### WHAT YOU ARE ASKED TO DO
Below are some records; repeat them all exactly, minus the pictures.

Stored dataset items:
--- START ---

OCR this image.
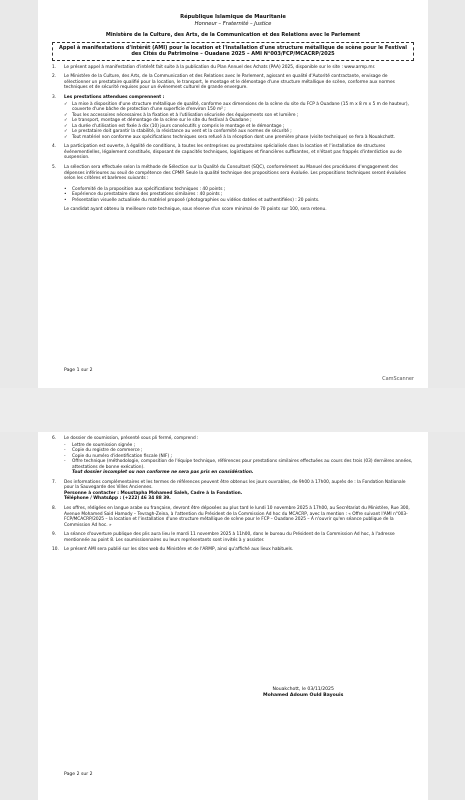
République Islamique de Mauritanie
Honneur – Fraternité – Justice
Ministère de la Culture, des Arts, de la Communication et des Relations avec le Parlement
Appel à manifestations d'intérêt (AMI) pour la location et l'installation d'une structure métallique de scène pour le Festival des Cités du Patrimoine – Ouadane 2025 – AMI N°003/FCP/MCACRP/2025
1. Le présent appel à manifestation d'intérêt fait suite à la publication du Plan Annuel des Achats (PAA) 2025, disponible sur le site : www.armp.mr.
2. Le Ministère de la Culture, des Arts, de la Communication et des Relations avec le Parlement, agissant en qualité d'Autorité contractante, envisage de sélectionner un prestataire qualifié pour la location, le transport, le montage et le démontage d'une structure métallique de scène, conforme aux normes techniques et de sécurité requises pour un événement culturel de grande envergure.
3. Les prestations attendues comprennent :
✓ La mise à disposition d'une structure métallique de qualité, conforme aux dimensions de la scène du site du FCP à Ouadane (15 m x 8 m x 5 m de hauteur), couverte d'une bâche de protection d'une superficie d'environ 150 m² ;
✓ Tous les accessoires nécessaires à la fixation et à l'utilisation sécurisée des équipements son et lumière ;
✓ Le transport, montage et démontage de la scène sur le site du festival à Ouadane ;
✓ La durée d'utilisation est fixée à dix (10) jours consécutifs y compris le montage et le démontage ;
✓ Le prestataire doit garantir la stabilité, la résistance au vent et la conformité aux normes de sécurité ;
✓ Tout matériel non conforme aux spécifications techniques sera refusé à la réception dont une première phase (visite technique) se fera à Nouakchott.
4. La participation est ouverte, à égalité de conditions, à toutes les entreprises ou prestataires spécialisés dans la location et l'installation de structures événementielles, légalement constitués, disposant de capacités techniques, logistiques et financières suffisantes, et n'étant pas frappés d'interdiction ou de suspension.
5. La sélection sera effectuée selon la méthode de Sélection sur la Qualité du Consultant (SQC), conformément au Manuel des procédures d'engagement des dépenses inférieures au seuil de compétence des CPMP. Seule la qualité technique des propositions sera évaluée. Les propositions techniques seront évaluées selon les critères et barèmes suivants :
• Conformité de la proposition aux spécifications techniques : 40 points ;
• Expérience du prestataire dans des prestations similaires : 40 points ;
• Présentation visuelle actualisée du matériel proposé (photographies ou vidéos datées et authentifiées) : 20 points.
Le candidat ayant obtenu la meilleure note technique, sous réserve d'un score minimal de 70 points sur 100, sera retenu.
Page 1 sur 2
CamScanner
6. Le dossier de soumission, présenté sous pli fermé, comprend :
- Lettre de soumission signée ;
- Copie du registre de commerce ;
- Copie du numéro d'identification fiscale (NIF) ;
- Offre technique (méthodologie, composition de l'équipe technique, références pour prestations similaires effectuées au cours des trois (03) dernières années, attestations de bonne exécution).
Tout dossier incomplet ou non conforme ne sera pas pris en considération.
7. Des informations complémentaires et les termes de références peuvent être obtenus les jours ouvrables, de 9h00 à 17h00, auprès de : la Fondation Nationale pour la Sauvegarde des Villes Anciennes.
Personne à contacter : Moustapha Mohamed Saleh, Cadre à la Fondation.
Téléphone / WhatsApp : (+222) 46 34 88 39.
8. Les offres, rédigées en langue arabe ou française, devront être déposées au plus tard le lundi 10 novembre 2025 à 17h00, au Secrétariat du Ministère, Rue 300, Avenue Mohamed Said Hamody – Tevragh-Zeina, à l'attention du Président de la Commission Ad hoc du MCACRP, avec la mention : « Offre suivant l'AMI n°003-FCP/MCACRP/2025 – la location et l'installation d'une structure métallique de scène pour le FCP – Ouadane 2025 – À n'ouvrir qu'en séance publique de la Commission Ad hoc. »
9. La séance d'ouverture publique des plis aura lieu le mardi 11 novembre 2025 à 11h00, dans le bureau du Président de la Commission Ad hoc, à l'adresse mentionnée au point 8. Les soumissionnaires ou leurs représentants sont invités à y assister.
10. Le présent AMI sera publié sur les sites web du Ministère et de l'ARMP, ainsi qu'affiché aux lieux habituels.
Nouakchott, le 03/11/2025
Mohamed Adoum Ould Bayouis
Page 2 sur 2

--- END ---

### WRITTEN RESPONSE
OCR this image.
République Islamique de Mauritanie
Honneur – Fraternité – Justice
Ministère de la Culture, des Arts, de la Communication et des Relations avec le Parlement
Appel à manifestations d'intérêt (AMI) pour la location et l'installation d'une structure métallique de scène pour le Festival des Cités du Patrimoine – Ouadane 2025 – AMI N°003/FCP/MCACRP/2025
1. Le présent appel à manifestation d'intérêt fait suite à la publication du Plan Annuel des Achats (PAA) 2025, disponible sur le site : www.armp.mr.
2. Le Ministère de la Culture, des Arts, de la Communication et des Relations avec le Parlement, agissant en qualité d'Autorité contractante, envisage de sélectionner un prestataire qualifié pour la location, le transport, le montage et le démontage d'une structure métallique de scène, conforme aux normes techniques et de sécurité requises pour un événement culturel de grande envergure.
3. Les prestations attendues comprennent :
✓ La mise à disposition d'une structure métallique de qualité, conforme aux dimensions de la scène du site du FCP à Ouadane (15 m x 8 m x 5 m de hauteur), couverte d'une bâche de protection d'une superficie d'environ 150 m² ;
✓ Tous les accessoires nécessaires à la fixation et à l'utilisation sécurisée des équipements son et lumière ;
✓ Le transport, montage et démontage de la scène sur le site du festival à Ouadane ;
✓ La durée d'utilisation est fixée à dix (10) jours consécutifs y compris le montage et le démontage ;
✓ Le prestataire doit garantir la stabilité, la résistance au vent et la conformité aux normes de sécurité ;
✓ Tout matériel non conforme aux spécifications techniques sera refusé à la réception dont une première phase (visite technique) se fera à Nouakchott.
4. La participation est ouverte, à égalité de conditions, à toutes les entreprises ou prestataires spécialisés dans la location et l'installation de structures événementielles, légalement constitués, disposant de capacités techniques, logistiques et financières suffisantes, et n'étant pas frappés d'interdiction ou de suspension.
5. La sélection sera effectuée selon la méthode de Sélection sur la Qualité du Consultant (SQC), conformément au Manuel des procédures d'engagement des dépenses inférieures au seuil de compétence des CPMP. Seule la qualité technique des propositions sera évaluée. Les propositions techniques seront évaluées selon les critères et barèmes suivants :
• Conformité de la proposition aux spécifications techniques : 40 points ;
• Expérience du prestataire dans des prestations similaires : 40 points ;
• Présentation visuelle actualisée du matériel proposé (photographies ou vidéos datées et authentifiées) : 20 points.
Le candidat ayant obtenu la meilleure note technique, sous réserve d'un score minimal de 70 points sur 100, sera retenu.
Page 1 sur 2
CamScanner
6. Le dossier de soumission, présenté sous pli fermé, comprend :
- Lettre de soumission signée ;
- Copie du registre de commerce ;
- Copie du numéro d'identification fiscale (NIF) ;
- Offre technique (méthodologie, composition de l'équipe technique, références pour prestations similaires effectuées au cours des trois (03) dernières années, attestations de bonne exécution).
Tout dossier incomplet ou non conforme ne sera pas pris en considération.
7. Des informations complémentaires et les termes de références peuvent être obtenus les jours ouvrables, de 9h00 à 17h00, auprès de : la Fondation Nationale pour la Sauvegarde des Villes Anciennes.
Personne à contacter : Moustapha Mohamed Saleh, Cadre à la Fondation.
Téléphone / WhatsApp : (+222) 46 34 88 39.
8. Les offres, rédigées en langue arabe ou française, devront être déposées au plus tard le lundi 10 novembre 2025 à 17h00, au Secrétariat du Ministère, Rue 300, Avenue Mohamed Said Hamody – Tevragh-Zeina, à l'attention du Président de la Commission Ad hoc du MCACRP, avec la mention : « Offre suivant l'AMI n°003-FCP/MCACRP/2025 – la location et l'installation d'une structure métallique de scène pour le FCP – Ouadane 2025 – À n'ouvrir qu'en séance publique de la Commission Ad hoc. »
9. La séance d'ouverture publique des plis aura lieu le mardi 11 novembre 2025 à 11h00, dans le bureau du Président de la Commission Ad hoc, à l'adresse mentionnée au point 8. Les soumissionnaires ou leurs représentants sont invités à y assister.
10. Le présent AMI sera publié sur les sites web du Ministère et de l'ARMP, ainsi qu'affiché aux lieux habituels.
Nouakchott, le 03/11/2025
Mohamed Adoum Ould Bayouis
Page 2 sur 2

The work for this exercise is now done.